● **Task to complete**:
Find the string "object" in the entries and copy each line that has it.

● **Supplied data**:
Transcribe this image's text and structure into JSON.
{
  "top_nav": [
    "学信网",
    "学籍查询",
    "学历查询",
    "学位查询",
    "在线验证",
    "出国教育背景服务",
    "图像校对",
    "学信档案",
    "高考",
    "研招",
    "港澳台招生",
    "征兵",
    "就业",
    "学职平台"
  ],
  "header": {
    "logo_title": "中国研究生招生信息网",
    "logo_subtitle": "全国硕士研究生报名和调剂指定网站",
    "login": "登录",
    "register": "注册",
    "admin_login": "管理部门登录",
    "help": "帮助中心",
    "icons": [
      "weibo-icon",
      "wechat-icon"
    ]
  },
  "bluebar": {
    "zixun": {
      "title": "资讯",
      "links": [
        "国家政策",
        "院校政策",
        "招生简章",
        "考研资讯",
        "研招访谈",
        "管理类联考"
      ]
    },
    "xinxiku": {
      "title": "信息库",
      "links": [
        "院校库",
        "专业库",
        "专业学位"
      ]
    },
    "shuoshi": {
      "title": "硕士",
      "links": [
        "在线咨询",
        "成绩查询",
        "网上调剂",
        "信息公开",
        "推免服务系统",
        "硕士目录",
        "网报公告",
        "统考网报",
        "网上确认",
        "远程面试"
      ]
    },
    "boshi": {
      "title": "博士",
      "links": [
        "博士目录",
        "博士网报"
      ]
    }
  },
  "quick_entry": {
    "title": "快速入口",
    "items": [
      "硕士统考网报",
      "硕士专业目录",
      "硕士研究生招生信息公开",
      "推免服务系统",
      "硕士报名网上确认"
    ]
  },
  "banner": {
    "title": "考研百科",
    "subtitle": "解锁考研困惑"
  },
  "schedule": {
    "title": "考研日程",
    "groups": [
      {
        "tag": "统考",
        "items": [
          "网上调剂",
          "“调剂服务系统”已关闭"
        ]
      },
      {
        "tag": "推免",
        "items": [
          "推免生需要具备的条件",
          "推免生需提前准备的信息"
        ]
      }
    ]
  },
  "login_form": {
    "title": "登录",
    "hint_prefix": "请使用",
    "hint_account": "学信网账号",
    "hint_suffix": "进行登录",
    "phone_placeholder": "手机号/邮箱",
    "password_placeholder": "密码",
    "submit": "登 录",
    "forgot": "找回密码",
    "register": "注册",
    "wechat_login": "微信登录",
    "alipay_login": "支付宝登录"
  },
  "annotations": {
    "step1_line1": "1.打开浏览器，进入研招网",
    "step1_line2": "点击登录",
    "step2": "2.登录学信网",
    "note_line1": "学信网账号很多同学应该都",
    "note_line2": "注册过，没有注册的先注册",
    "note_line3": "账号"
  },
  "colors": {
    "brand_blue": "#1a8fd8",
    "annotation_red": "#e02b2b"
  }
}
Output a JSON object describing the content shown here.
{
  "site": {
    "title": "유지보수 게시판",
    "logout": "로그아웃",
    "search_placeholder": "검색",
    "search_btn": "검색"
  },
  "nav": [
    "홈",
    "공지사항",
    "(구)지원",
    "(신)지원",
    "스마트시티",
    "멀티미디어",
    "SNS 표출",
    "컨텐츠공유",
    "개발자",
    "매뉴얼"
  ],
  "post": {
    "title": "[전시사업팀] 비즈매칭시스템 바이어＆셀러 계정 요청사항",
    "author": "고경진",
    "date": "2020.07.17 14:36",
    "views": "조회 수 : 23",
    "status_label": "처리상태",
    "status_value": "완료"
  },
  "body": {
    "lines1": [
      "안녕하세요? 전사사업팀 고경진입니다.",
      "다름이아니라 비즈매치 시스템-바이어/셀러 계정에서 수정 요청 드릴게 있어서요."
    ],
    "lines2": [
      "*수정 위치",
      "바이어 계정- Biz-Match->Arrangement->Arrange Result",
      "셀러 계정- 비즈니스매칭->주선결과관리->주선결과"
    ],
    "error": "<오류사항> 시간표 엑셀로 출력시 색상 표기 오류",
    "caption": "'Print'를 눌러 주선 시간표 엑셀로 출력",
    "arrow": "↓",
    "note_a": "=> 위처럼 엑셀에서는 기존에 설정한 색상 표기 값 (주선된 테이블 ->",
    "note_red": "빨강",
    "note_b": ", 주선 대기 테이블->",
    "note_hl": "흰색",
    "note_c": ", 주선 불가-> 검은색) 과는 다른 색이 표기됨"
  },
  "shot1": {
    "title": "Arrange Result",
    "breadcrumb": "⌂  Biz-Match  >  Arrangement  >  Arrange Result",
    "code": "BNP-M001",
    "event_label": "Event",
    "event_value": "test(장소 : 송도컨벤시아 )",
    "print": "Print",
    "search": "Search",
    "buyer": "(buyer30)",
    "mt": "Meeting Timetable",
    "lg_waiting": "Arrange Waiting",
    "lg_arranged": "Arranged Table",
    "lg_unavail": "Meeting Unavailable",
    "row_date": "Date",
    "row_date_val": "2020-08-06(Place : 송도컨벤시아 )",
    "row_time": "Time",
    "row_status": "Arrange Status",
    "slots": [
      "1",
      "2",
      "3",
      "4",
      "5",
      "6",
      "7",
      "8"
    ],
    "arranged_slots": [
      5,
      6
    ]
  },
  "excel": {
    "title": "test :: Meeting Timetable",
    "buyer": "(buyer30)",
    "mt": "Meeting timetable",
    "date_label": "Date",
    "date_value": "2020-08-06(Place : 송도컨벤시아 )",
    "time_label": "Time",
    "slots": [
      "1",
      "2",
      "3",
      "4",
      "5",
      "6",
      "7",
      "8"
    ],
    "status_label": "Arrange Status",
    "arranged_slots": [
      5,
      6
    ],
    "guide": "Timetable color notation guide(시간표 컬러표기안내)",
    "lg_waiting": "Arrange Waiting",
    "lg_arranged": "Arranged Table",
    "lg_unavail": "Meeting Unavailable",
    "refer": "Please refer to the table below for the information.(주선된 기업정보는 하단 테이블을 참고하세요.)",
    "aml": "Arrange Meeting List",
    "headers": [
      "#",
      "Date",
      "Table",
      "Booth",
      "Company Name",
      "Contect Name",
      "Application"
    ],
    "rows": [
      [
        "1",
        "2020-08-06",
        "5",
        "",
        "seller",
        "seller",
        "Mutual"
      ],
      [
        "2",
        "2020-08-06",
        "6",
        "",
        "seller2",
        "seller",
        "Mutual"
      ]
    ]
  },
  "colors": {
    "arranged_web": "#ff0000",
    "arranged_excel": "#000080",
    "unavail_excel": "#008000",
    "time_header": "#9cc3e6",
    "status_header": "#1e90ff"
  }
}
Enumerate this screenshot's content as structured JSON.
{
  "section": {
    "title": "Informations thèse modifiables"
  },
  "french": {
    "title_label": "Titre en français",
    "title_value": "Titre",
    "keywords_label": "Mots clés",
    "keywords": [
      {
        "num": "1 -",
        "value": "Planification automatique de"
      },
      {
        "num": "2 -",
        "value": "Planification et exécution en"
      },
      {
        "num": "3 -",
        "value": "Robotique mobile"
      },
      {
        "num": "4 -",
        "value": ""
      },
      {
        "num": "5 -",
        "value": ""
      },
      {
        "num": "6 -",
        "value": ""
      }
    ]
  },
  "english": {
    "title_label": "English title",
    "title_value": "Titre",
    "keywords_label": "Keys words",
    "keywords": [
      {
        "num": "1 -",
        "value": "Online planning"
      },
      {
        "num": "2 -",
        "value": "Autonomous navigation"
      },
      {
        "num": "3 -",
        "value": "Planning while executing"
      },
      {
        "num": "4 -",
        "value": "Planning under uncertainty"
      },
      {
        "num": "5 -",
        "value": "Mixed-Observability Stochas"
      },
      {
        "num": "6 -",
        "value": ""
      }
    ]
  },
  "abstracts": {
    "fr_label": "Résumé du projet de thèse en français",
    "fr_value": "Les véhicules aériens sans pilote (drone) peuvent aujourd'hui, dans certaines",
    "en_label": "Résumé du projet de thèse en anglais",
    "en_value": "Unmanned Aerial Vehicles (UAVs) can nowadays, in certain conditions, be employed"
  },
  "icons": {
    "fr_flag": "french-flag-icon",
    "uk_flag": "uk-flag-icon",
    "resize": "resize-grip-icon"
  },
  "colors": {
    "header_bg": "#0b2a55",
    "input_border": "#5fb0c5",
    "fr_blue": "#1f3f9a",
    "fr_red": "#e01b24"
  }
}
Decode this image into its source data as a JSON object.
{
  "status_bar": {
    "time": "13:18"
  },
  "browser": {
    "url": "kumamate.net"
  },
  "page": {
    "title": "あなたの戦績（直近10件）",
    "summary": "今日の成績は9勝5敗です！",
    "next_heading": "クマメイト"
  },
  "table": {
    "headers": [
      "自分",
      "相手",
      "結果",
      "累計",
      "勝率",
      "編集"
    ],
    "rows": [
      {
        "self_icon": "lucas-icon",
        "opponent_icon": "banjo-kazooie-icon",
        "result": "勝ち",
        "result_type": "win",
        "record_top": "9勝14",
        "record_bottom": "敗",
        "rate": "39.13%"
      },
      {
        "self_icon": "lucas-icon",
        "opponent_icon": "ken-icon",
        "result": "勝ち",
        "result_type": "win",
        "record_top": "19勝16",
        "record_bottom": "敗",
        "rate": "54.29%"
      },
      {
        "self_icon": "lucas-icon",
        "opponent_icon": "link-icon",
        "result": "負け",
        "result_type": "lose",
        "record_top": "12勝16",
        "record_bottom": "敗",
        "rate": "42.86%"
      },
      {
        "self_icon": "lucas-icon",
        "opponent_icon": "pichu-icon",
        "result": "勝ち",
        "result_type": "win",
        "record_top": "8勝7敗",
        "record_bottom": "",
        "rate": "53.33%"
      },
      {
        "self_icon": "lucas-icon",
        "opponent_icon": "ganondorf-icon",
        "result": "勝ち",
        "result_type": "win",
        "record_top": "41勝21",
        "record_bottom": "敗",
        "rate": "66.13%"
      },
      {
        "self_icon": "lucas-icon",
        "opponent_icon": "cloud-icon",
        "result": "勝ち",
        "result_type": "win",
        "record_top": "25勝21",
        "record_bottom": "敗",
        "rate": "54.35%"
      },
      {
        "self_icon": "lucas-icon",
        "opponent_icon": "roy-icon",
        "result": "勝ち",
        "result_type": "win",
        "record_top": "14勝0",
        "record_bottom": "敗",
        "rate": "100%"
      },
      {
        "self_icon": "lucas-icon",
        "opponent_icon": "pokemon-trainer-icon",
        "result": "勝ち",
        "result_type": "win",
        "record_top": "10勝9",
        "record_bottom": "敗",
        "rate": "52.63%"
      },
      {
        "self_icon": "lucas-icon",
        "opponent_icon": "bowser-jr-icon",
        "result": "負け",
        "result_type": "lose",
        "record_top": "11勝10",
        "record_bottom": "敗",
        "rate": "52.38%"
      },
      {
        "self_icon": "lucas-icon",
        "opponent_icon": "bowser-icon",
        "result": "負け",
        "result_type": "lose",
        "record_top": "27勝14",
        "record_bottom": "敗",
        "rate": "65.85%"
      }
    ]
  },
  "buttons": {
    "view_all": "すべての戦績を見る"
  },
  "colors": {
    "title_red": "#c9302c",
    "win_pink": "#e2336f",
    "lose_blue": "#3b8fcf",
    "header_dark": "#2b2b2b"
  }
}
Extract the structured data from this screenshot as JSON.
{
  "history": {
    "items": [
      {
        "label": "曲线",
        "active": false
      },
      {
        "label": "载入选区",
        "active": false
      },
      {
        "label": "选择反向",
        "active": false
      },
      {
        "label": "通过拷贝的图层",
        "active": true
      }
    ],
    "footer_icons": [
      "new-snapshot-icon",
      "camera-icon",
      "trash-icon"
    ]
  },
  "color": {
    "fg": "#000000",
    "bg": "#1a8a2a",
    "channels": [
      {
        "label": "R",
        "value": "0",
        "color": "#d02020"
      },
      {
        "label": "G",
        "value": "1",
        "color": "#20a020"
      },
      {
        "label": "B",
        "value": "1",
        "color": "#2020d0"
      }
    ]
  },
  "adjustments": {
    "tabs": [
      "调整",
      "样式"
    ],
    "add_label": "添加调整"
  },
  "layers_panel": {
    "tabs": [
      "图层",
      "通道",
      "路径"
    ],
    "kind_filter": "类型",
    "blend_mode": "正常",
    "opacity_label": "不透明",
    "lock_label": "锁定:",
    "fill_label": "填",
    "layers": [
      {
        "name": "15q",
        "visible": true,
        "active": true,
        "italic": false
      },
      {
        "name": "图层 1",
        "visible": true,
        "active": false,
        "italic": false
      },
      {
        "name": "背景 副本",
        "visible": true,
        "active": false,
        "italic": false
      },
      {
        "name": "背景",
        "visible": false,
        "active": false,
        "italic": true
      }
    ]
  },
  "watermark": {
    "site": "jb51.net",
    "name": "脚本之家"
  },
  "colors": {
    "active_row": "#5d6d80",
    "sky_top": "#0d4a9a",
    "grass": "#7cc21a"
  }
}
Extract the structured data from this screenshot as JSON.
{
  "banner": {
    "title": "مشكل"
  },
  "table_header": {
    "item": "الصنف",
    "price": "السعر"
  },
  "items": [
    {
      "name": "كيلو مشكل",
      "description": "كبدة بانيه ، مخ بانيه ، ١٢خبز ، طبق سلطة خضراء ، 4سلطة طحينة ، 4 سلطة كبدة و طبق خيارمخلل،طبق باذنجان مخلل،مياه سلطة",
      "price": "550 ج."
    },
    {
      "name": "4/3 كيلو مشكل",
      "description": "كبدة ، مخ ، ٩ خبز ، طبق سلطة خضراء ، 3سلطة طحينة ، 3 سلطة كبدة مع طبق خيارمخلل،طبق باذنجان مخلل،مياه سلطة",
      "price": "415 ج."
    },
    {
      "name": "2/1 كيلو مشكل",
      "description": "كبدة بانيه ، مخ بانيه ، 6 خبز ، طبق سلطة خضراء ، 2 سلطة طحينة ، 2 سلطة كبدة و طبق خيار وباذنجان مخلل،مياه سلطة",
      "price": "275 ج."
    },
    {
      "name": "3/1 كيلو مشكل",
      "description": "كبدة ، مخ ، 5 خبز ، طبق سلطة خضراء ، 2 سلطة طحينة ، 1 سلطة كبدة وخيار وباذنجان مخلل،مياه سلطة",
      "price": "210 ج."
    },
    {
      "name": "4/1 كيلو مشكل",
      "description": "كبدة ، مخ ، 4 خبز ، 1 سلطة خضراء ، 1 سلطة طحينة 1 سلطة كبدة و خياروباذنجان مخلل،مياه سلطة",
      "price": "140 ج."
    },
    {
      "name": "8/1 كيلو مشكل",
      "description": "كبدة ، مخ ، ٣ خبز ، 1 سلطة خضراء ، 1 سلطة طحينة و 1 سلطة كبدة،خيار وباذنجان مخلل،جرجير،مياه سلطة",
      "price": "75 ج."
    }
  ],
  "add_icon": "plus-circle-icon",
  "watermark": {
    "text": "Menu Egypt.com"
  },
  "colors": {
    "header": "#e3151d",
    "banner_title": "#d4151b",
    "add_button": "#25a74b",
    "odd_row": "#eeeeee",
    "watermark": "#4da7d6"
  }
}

● **Task solution**:
Output a JSON object describing the content shown here.
Decode this image into its source data as a JSON object.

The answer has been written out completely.